Dataset content:
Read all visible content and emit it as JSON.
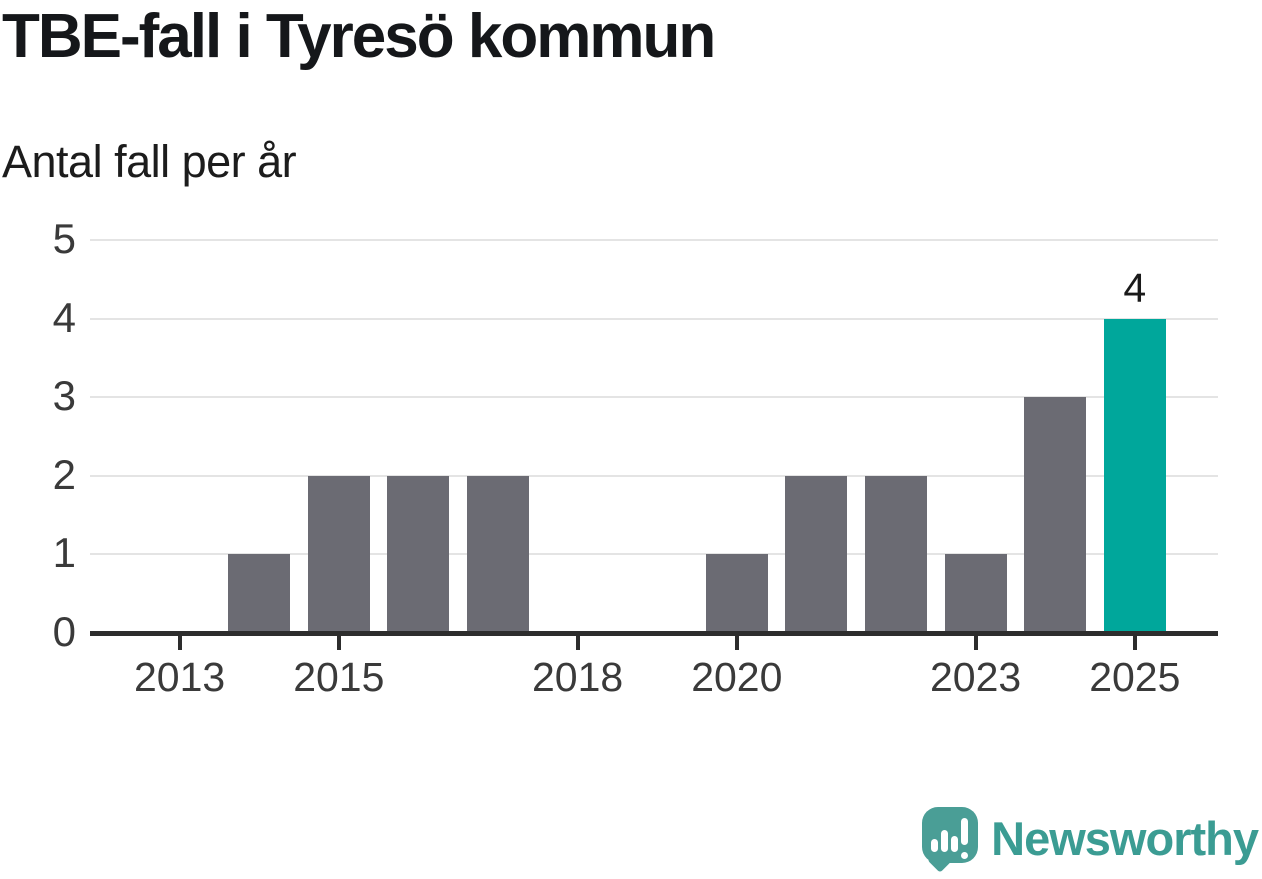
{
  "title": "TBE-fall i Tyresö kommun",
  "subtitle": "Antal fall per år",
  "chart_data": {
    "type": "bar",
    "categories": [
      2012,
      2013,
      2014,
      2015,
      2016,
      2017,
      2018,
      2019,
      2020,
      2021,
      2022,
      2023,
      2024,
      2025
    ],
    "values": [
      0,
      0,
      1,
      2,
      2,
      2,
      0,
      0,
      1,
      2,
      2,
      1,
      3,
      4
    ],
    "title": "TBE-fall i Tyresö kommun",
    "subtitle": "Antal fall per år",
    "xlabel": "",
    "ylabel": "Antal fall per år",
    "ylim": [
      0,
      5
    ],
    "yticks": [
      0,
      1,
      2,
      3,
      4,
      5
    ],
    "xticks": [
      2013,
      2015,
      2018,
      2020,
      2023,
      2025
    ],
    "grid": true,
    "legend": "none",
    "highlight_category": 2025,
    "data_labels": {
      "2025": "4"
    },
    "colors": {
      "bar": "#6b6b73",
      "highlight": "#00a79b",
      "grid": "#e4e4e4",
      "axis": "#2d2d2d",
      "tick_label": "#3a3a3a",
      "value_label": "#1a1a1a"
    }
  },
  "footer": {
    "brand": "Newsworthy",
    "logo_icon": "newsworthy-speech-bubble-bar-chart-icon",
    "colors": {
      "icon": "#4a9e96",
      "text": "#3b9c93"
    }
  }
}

...

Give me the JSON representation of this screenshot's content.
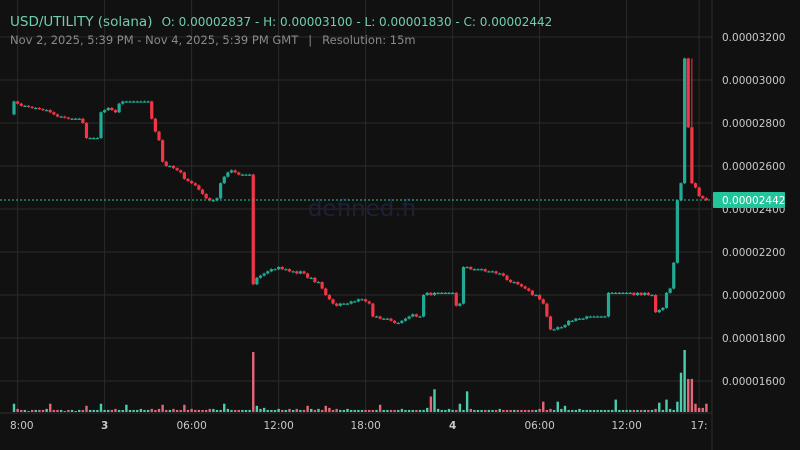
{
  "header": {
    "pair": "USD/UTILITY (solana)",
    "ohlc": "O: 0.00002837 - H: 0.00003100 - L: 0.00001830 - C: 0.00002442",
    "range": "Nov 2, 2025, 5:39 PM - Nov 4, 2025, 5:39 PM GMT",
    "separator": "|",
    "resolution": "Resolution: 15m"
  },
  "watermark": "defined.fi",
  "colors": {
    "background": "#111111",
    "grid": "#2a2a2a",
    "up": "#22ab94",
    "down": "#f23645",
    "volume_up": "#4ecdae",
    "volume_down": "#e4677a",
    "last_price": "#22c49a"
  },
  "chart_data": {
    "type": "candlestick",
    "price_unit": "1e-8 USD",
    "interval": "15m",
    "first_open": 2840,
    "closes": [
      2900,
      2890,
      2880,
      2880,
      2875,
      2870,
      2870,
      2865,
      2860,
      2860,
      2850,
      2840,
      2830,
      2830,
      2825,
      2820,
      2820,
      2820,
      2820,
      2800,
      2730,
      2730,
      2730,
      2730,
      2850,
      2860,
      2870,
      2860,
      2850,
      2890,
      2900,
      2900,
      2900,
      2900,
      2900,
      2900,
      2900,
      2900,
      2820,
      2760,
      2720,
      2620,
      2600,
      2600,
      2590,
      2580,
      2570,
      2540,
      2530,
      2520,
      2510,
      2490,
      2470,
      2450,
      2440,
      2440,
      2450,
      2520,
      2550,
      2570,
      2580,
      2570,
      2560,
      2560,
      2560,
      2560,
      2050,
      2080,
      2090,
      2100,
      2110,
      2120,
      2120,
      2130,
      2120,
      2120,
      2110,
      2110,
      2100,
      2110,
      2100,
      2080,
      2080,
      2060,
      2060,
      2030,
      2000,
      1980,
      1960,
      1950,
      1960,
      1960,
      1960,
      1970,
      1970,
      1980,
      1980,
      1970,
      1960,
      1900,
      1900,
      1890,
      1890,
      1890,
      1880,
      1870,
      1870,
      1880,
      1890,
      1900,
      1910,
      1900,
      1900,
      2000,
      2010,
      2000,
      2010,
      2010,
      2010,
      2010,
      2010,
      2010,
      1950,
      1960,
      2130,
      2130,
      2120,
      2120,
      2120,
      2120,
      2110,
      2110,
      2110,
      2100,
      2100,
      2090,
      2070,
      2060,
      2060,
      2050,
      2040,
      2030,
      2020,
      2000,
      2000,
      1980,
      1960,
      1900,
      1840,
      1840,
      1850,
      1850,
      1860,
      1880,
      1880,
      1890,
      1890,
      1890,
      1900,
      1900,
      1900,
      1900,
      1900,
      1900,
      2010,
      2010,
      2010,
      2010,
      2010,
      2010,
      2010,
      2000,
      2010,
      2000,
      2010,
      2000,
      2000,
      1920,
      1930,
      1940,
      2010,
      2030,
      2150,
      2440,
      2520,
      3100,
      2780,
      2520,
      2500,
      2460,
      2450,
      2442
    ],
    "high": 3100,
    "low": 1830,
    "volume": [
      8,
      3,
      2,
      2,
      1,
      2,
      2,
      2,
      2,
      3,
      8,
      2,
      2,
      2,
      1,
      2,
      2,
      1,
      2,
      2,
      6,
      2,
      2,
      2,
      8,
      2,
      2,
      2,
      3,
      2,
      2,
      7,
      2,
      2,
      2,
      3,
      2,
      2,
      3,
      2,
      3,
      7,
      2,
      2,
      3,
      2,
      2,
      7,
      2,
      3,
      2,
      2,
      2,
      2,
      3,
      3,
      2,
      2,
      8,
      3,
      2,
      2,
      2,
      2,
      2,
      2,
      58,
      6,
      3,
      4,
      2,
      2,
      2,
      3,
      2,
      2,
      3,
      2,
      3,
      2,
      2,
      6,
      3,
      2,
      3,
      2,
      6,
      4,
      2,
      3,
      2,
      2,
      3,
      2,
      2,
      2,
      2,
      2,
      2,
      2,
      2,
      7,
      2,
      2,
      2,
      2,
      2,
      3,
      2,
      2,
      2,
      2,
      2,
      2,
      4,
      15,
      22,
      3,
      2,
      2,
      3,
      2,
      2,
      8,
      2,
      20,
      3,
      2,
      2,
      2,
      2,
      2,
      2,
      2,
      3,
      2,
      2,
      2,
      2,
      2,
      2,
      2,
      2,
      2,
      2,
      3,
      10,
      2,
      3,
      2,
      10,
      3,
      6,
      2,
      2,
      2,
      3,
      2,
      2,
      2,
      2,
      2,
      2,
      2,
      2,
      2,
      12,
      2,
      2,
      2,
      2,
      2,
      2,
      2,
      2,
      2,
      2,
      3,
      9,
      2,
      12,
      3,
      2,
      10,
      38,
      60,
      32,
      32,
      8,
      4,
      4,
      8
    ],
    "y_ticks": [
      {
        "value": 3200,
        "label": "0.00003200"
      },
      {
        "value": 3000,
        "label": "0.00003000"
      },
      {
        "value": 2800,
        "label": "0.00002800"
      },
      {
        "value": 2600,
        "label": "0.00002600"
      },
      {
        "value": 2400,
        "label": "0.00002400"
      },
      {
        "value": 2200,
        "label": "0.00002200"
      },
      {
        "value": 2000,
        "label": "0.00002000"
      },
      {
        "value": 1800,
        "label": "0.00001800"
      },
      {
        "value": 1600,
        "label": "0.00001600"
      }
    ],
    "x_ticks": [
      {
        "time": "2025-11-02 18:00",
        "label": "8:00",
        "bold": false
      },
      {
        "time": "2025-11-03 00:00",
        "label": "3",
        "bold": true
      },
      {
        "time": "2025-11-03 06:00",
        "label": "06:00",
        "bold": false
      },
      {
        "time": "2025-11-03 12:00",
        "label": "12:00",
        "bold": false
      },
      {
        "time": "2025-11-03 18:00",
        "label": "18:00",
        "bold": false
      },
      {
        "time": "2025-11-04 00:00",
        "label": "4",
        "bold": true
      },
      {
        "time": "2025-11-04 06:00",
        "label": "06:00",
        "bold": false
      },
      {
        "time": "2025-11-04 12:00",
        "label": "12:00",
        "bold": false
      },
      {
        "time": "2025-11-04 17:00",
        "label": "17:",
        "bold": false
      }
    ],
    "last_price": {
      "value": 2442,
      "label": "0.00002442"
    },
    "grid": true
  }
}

==

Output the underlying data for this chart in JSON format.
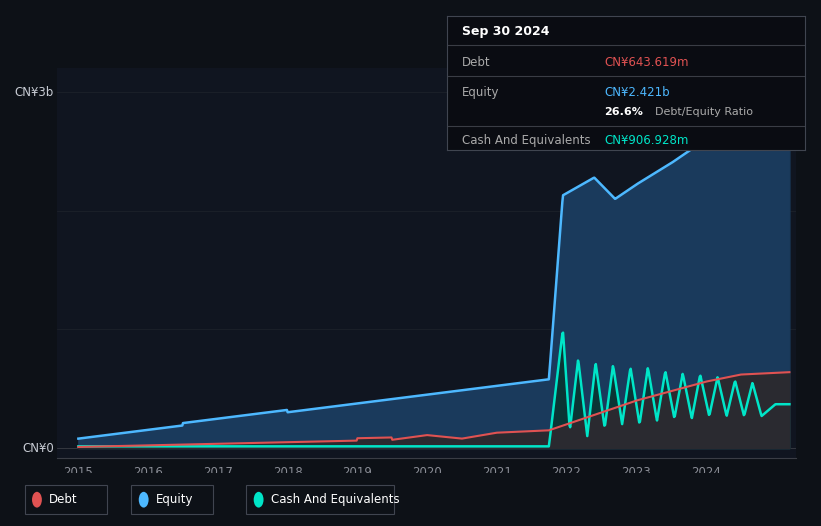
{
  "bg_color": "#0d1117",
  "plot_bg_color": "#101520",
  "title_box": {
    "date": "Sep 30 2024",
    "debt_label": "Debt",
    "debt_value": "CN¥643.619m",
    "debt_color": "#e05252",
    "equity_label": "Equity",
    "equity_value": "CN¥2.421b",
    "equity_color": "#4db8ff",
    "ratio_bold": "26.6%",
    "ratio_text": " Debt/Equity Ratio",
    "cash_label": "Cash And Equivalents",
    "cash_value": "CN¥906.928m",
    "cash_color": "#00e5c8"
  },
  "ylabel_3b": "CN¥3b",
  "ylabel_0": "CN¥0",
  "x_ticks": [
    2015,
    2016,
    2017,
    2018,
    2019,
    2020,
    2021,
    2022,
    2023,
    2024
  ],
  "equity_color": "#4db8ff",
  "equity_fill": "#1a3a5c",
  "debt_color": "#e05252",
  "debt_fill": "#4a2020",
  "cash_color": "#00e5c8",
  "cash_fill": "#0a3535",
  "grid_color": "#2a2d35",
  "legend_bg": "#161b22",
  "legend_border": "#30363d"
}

Problem requirements: Of the lines above, how many contain the word "icon"? Provide the number and nothing else.

The response: 2